Aim — Tally the lines holding the word "유의하시기" and state the count by itself.

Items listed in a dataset
_____

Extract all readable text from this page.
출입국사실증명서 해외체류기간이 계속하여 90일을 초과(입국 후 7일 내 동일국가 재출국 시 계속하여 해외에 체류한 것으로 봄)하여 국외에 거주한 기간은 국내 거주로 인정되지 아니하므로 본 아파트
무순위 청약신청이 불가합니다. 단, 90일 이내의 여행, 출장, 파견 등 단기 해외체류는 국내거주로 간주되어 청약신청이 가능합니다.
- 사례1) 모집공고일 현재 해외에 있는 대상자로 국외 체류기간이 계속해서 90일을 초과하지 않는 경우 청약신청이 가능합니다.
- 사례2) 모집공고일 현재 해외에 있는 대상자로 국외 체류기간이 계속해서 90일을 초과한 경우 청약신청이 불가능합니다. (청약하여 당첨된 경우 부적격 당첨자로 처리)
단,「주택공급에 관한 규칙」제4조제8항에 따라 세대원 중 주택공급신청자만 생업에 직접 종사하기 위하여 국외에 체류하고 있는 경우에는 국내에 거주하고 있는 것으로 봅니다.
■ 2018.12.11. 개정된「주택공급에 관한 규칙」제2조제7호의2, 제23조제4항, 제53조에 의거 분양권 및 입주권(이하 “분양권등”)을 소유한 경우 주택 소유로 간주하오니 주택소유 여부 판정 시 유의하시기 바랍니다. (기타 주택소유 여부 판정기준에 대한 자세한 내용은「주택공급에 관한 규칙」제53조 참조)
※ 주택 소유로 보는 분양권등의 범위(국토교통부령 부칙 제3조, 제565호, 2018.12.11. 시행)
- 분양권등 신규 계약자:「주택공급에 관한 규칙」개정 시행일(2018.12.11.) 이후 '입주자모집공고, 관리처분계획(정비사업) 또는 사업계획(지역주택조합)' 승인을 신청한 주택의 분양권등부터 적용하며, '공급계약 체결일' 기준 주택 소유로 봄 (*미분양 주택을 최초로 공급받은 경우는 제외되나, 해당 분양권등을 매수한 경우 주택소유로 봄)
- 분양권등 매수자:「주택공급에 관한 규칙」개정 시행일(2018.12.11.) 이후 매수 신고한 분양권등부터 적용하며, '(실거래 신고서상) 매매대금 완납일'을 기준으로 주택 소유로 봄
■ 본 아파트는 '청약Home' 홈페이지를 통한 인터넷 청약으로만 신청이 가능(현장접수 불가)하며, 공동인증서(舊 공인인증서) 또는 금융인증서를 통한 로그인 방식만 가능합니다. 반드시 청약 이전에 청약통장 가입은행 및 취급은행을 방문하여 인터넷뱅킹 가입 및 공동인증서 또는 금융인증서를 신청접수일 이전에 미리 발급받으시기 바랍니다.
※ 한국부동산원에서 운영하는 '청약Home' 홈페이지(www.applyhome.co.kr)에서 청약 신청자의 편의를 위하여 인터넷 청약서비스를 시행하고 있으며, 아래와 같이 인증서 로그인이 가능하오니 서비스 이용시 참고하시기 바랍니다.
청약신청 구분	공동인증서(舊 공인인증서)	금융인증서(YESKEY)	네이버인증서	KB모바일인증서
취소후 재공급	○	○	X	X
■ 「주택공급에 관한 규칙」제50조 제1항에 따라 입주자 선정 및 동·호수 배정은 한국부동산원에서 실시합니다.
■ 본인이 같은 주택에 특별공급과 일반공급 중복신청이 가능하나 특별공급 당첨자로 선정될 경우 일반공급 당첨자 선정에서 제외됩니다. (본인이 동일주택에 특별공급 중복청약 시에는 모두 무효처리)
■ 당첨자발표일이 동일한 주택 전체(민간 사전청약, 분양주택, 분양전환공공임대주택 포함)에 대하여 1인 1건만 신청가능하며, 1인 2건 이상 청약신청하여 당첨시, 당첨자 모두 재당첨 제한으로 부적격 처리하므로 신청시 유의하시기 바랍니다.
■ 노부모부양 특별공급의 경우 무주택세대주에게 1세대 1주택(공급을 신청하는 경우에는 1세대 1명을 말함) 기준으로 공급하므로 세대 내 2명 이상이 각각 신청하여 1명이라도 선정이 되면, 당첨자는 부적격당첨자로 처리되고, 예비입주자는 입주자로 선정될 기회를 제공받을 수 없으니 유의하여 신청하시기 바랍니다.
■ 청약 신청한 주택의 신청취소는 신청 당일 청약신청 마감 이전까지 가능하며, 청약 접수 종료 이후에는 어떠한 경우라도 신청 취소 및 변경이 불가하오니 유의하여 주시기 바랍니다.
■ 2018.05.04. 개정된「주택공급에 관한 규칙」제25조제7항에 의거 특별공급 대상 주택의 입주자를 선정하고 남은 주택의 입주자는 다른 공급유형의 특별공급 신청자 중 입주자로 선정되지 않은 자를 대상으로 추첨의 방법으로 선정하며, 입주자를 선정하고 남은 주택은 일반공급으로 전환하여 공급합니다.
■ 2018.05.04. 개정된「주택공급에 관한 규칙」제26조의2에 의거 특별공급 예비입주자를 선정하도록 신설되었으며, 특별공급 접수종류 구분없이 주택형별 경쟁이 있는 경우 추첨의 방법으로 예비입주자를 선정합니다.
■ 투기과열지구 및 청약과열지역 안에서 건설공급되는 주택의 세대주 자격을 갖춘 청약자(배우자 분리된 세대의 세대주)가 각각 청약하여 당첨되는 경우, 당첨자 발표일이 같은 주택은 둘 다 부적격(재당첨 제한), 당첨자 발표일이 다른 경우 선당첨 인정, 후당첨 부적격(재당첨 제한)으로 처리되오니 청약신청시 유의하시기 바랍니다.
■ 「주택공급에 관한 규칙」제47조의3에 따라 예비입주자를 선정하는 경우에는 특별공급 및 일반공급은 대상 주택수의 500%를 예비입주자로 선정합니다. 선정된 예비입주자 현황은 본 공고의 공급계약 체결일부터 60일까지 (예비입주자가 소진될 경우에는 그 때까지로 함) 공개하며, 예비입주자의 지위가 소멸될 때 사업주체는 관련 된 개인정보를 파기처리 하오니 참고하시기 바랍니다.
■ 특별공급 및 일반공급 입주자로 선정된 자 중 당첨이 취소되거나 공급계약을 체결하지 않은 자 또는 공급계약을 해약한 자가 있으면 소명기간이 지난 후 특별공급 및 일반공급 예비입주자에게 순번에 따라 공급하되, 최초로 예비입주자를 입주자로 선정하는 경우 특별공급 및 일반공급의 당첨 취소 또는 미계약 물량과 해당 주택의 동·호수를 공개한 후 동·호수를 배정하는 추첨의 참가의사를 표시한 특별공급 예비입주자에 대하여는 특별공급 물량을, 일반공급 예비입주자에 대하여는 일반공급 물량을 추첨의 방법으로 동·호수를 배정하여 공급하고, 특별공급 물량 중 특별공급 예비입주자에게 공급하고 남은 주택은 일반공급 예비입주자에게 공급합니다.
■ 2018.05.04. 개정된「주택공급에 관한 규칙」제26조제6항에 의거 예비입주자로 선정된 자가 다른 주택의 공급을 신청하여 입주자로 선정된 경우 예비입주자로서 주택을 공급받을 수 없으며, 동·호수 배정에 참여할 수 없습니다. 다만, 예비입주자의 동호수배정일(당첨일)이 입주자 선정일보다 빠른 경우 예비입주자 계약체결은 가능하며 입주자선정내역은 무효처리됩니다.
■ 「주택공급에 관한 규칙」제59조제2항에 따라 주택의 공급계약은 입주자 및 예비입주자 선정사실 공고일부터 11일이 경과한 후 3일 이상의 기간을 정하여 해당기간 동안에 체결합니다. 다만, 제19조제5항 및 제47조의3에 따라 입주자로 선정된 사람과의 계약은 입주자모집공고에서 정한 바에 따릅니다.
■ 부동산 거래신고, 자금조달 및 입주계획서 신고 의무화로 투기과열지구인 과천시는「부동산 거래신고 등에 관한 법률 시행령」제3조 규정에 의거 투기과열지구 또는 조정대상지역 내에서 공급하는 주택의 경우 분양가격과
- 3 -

_____

Reply to the exercise — 3